DATA FOR THIS EXERCISE
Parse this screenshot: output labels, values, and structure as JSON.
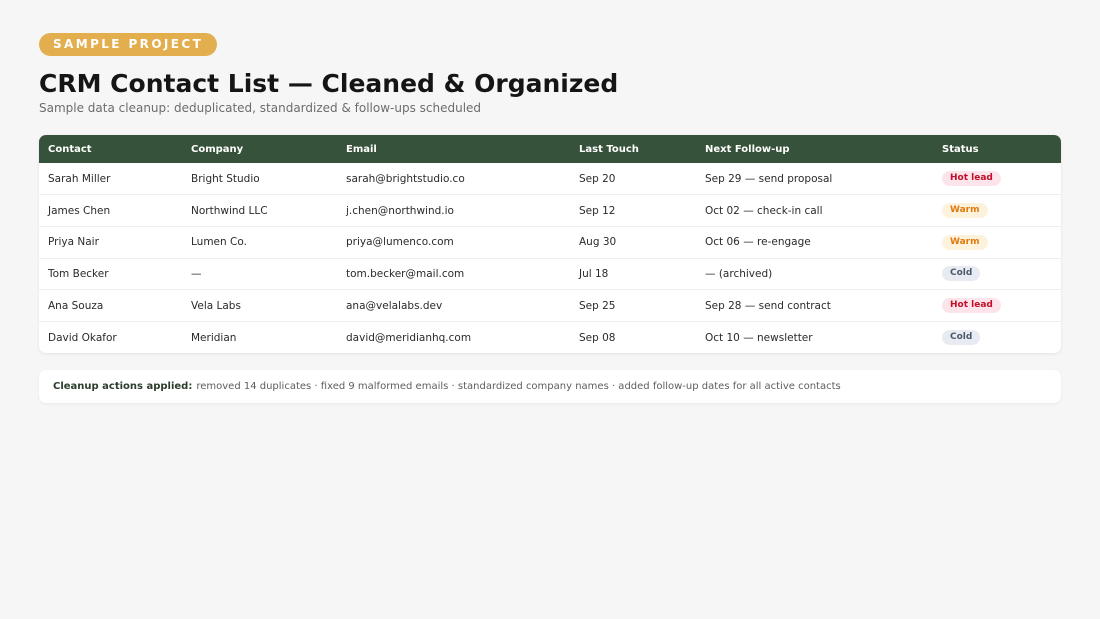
{
  "header": {
    "badge": "SAMPLE PROJECT",
    "title": "CRM Contact List — Cleaned & Organized",
    "subtitle": "Sample data cleanup: deduplicated, standardized & follow-ups scheduled"
  },
  "table": {
    "columns": [
      "Contact",
      "Company",
      "Email",
      "Last Touch",
      "Next Follow-up",
      "Status"
    ],
    "rows": [
      {
        "contact": "Sarah Miller",
        "company": "Bright Studio",
        "email": "sarah@brightstudio.co",
        "last_touch": "Sep 20",
        "next_follow_up": "Sep 29 — send proposal",
        "status": "Hot lead",
        "status_kind": "hot"
      },
      {
        "contact": "James Chen",
        "company": "Northwind LLC",
        "email": "j.chen@northwind.io",
        "last_touch": "Sep 12",
        "next_follow_up": "Oct 02 — check-in call",
        "status": "Warm",
        "status_kind": "warm"
      },
      {
        "contact": "Priya Nair",
        "company": "Lumen Co.",
        "email": "priya@lumenco.com",
        "last_touch": "Aug 30",
        "next_follow_up": "Oct 06 — re-engage",
        "status": "Warm",
        "status_kind": "warm"
      },
      {
        "contact": "Tom Becker",
        "company": "—",
        "email": "tom.becker@mail.com",
        "last_touch": "Jul 18",
        "next_follow_up": "— (archived)",
        "status": "Cold",
        "status_kind": "cold"
      },
      {
        "contact": "Ana Souza",
        "company": "Vela Labs",
        "email": "ana@velalabs.dev",
        "last_touch": "Sep 25",
        "next_follow_up": "Sep 28 — send contract",
        "status": "Hot lead",
        "status_kind": "hot"
      },
      {
        "contact": "David Okafor",
        "company": "Meridian",
        "email": "david@meridianhq.com",
        "last_touch": "Sep 08",
        "next_follow_up": "Oct 10 — newsletter",
        "status": "Cold",
        "status_kind": "cold"
      }
    ]
  },
  "notes": {
    "lead": "Cleanup actions applied:",
    "text": "removed 14 duplicates · fixed 9 malformed emails · standardized company names · added follow-up dates for all active contacts"
  },
  "colors": {
    "badge": "#e3ae4e",
    "header_row": "#37523a",
    "hot": "#c0102a",
    "warm": "#e07a10",
    "cold": "#4d5a6c"
  }
}
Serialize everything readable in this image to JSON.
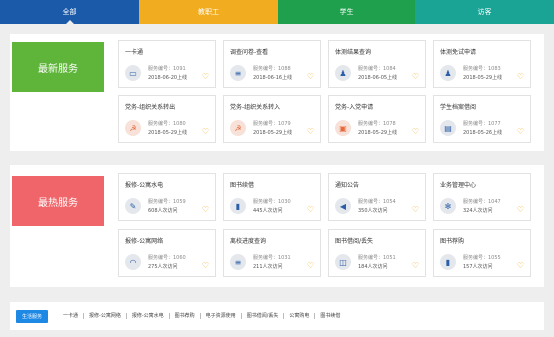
{
  "tabs": [
    {
      "label": "全部"
    },
    {
      "label": "教职工"
    },
    {
      "label": "学生"
    },
    {
      "label": "访客"
    }
  ],
  "sections": [
    {
      "label": "最新服务",
      "cards": [
        {
          "title": "一卡通",
          "icon": "card-icon",
          "line1": "服务编号：1091",
          "line2": "2018-06-20上线"
        },
        {
          "title": "调查问卷-查看",
          "icon": "list-icon",
          "line1": "服务编号：1088",
          "line2": "2018-06-16上线"
        },
        {
          "title": "体测结果查询",
          "icon": "person-icon",
          "line1": "服务编号：1084",
          "line2": "2018-06-05上线"
        },
        {
          "title": "体测免试申请",
          "icon": "person-icon",
          "line1": "服务编号：1083",
          "line2": "2018-05-29上线"
        },
        {
          "title": "党务-组织关系转出",
          "icon": "party-icon",
          "line1": "服务编号：1080",
          "line2": "2018-05-29上线"
        },
        {
          "title": "党务-组织关系转入",
          "icon": "party-icon",
          "line1": "服务编号：1079",
          "line2": "2018-05-29上线"
        },
        {
          "title": "党务-入党申请",
          "icon": "party-doc-icon",
          "line1": "服务编号：1078",
          "line2": "2018-05-29上线"
        },
        {
          "title": "学生档案借阅",
          "icon": "id-card-icon",
          "line1": "服务编号：1077",
          "line2": "2018-05-26上线"
        }
      ]
    },
    {
      "label": "最热服务",
      "cards": [
        {
          "title": "报修-公寓水电",
          "icon": "wrench-icon",
          "line1": "服务编号：1059",
          "line2": "608人次访问"
        },
        {
          "title": "图书续借",
          "icon": "book-icon",
          "line1": "服务编号：1030",
          "line2": "445人次访问"
        },
        {
          "title": "通知公告",
          "icon": "megaphone-icon",
          "line1": "服务编号：1054",
          "line2": "350人次访问"
        },
        {
          "title": "业务管理中心",
          "icon": "gear-icon",
          "line1": "服务编号：1047",
          "line2": "324人次访问"
        },
        {
          "title": "报修-公寓网络",
          "icon": "wifi-icon",
          "line1": "服务编号：1060",
          "line2": "275人次访问"
        },
        {
          "title": "离校进度查询",
          "icon": "list-icon",
          "line1": "服务编号：1031",
          "line2": "211人次访问"
        },
        {
          "title": "图书借阅/丢失",
          "icon": "open-book-icon",
          "line1": "服务编号：1051",
          "line2": "184人次访问"
        },
        {
          "title": "图书荐购",
          "icon": "book-icon",
          "line1": "服务编号：1055",
          "line2": "157人次访问"
        }
      ]
    }
  ],
  "footer": {
    "badge": "生活服务",
    "links": [
      "一卡通",
      "报修-公寓网络",
      "报修-公寓水电",
      "图书荐购",
      "电子资源使用",
      "图书借阅/丢失",
      "公寓购电",
      "图书续借"
    ]
  },
  "colors": {
    "tab_all": "#1b5aa8",
    "tab_staff": "#f1ac1f",
    "tab_student": "#1ea04c",
    "tab_visitor": "#1aa495",
    "newest_label": "#5fb53a",
    "hottest_label": "#f0656a",
    "heart": "#f1ac1f",
    "footer_badge": "#1e88e5"
  }
}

DO THIS
Print each entry shown above with exact wording and no pictures.

SOLUTION TO THIS EXERCISE
Parse this screenshot: output labels, values, and structure as JSON.
{
  "header": {
    "badge": "SAMPLE PROJECT",
    "title": "CRM Contact List — Cleaned & Organized",
    "subtitle": "Sample data cleanup: deduplicated, standardized & follow-ups scheduled"
  },
  "table": {
    "columns": [
      "Contact",
      "Company",
      "Email",
      "Last Touch",
      "Next Follow-up",
      "Status"
    ],
    "rows": [
      {
        "contact": "Sarah Miller",
        "company": "Bright Studio",
        "email": "sarah@brightstudio.co",
        "last_touch": "Sep 20",
        "next_follow_up": "Sep 29 — send proposal",
        "status": "Hot lead",
        "status_kind": "hot"
      },
      {
        "contact": "James Chen",
        "company": "Northwind LLC",
        "email": "j.chen@northwind.io",
        "last_touch": "Sep 12",
        "next_follow_up": "Oct 02 — check-in call",
        "status": "Warm",
        "status_kind": "warm"
      },
      {
        "contact": "Priya Nair",
        "company": "Lumen Co.",
        "email": "priya@lumenco.com",
        "last_touch": "Aug 30",
        "next_follow_up": "Oct 06 — re-engage",
        "status": "Warm",
        "status_kind": "warm"
      },
      {
        "contact": "Tom Becker",
        "company": "—",
        "email": "tom.becker@mail.com",
        "last_touch": "Jul 18",
        "next_follow_up": "— (archived)",
        "status": "Cold",
        "status_kind": "cold"
      },
      {
        "contact": "Ana Souza",
        "company": "Vela Labs",
        "email": "ana@velalabs.dev",
        "last_touch": "Sep 25",
        "next_follow_up": "Sep 28 — send contract",
        "status": "Hot lead",
        "status_kind": "hot"
      },
      {
        "contact": "David Okafor",
        "company": "Meridian",
        "email": "david@meridianhq.com",
        "last_touch": "Sep 08",
        "next_follow_up": "Oct 10 — newsletter",
        "status": "Cold",
        "status_kind": "cold"
      }
    ]
  },
  "notes": {
    "lead": "Cleanup actions applied:",
    "text": "removed 14 duplicates · fixed 9 malformed emails · standardized company names · added follow-up dates for all active contacts"
  },
  "colors": {
    "badge": "#e3ae4e",
    "header_row": "#37523a",
    "hot": "#c0102a",
    "warm": "#e07a10",
    "cold": "#4d5a6c"
  }
}
Serialize everything readable in this image to JSON.
{
  "tabs": [
    {
      "label": "全部"
    },
    {
      "label": "教职工"
    },
    {
      "label": "学生"
    },
    {
      "label": "访客"
    }
  ],
  "sections": [
    {
      "label": "最新服务",
      "cards": [
        {
          "title": "一卡通",
          "icon": "card-icon",
          "line1": "服务编号：1091",
          "line2": "2018-06-20上线"
        },
        {
          "title": "调查问卷-查看",
          "icon": "list-icon",
          "line1": "服务编号：1088",
          "line2": "2018-06-16上线"
        },
        {
          "title": "体测结果查询",
          "icon": "person-icon",
          "line1": "服务编号：1084",
          "line2": "2018-06-05上线"
        },
        {
          "title": "体测免试申请",
          "icon": "person-icon",
          "line1": "服务编号：1083",
          "line2": "2018-05-29上线"
        },
        {
          "title": "党务-组织关系转出",
          "icon": "party-icon",
          "line1": "服务编号：1080",
          "line2": "2018-05-29上线"
        },
        {
          "title": "党务-组织关系转入",
          "icon": "party-icon",
          "line1": "服务编号：1079",
          "line2": "2018-05-29上线"
        },
        {
          "title": "党务-入党申请",
          "icon": "party-doc-icon",
          "line1": "服务编号：1078",
          "line2": "2018-05-29上线"
        },
        {
          "title": "学生档案借阅",
          "icon": "id-card-icon",
          "line1": "服务编号：1077",
          "line2": "2018-05-26上线"
        }
      ]
    },
    {
      "label": "最热服务",
      "cards": [
        {
          "title": "报修-公寓水电",
          "icon": "wrench-icon",
          "line1": "服务编号：1059",
          "line2": "608人次访问"
        },
        {
          "title": "图书续借",
          "icon": "book-icon",
          "line1": "服务编号：1030",
          "line2": "445人次访问"
        },
        {
          "title": "通知公告",
          "icon": "megaphone-icon",
          "line1": "服务编号：1054",
          "line2": "350人次访问"
        },
        {
          "title": "业务管理中心",
          "icon": "gear-icon",
          "line1": "服务编号：1047",
          "line2": "324人次访问"
        },
        {
          "title": "报修-公寓网络",
          "icon": "wifi-icon",
          "line1": "服务编号：1060",
          "line2": "275人次访问"
        },
        {
          "title": "离校进度查询",
          "icon": "list-icon",
          "line1": "服务编号：1031",
          "line2": "211人次访问"
        },
        {
          "title": "图书借阅/丢失",
          "icon": "open-book-icon",
          "line1": "服务编号：1051",
          "line2": "184人次访问"
        },
        {
          "title": "图书荐购",
          "icon": "book-icon",
          "line1": "服务编号：1055",
          "line2": "157人次访问"
        }
      ]
    }
  ],
  "footer": {
    "badge": "生活服务",
    "links": [
      "一卡通",
      "报修-公寓网络",
      "报修-公寓水电",
      "图书荐购",
      "电子资源使用",
      "图书借阅/丢失",
      "公寓购电",
      "图书续借"
    ]
  },
  "colors": {
    "tab_all": "#1b5aa8",
    "tab_staff": "#f1ac1f",
    "tab_student": "#1ea04c",
    "tab_visitor": "#1aa495",
    "newest_label": "#5fb53a",
    "hottest_label": "#f0656a",
    "heart": "#f1ac1f",
    "footer_badge": "#1e88e5"
  }
}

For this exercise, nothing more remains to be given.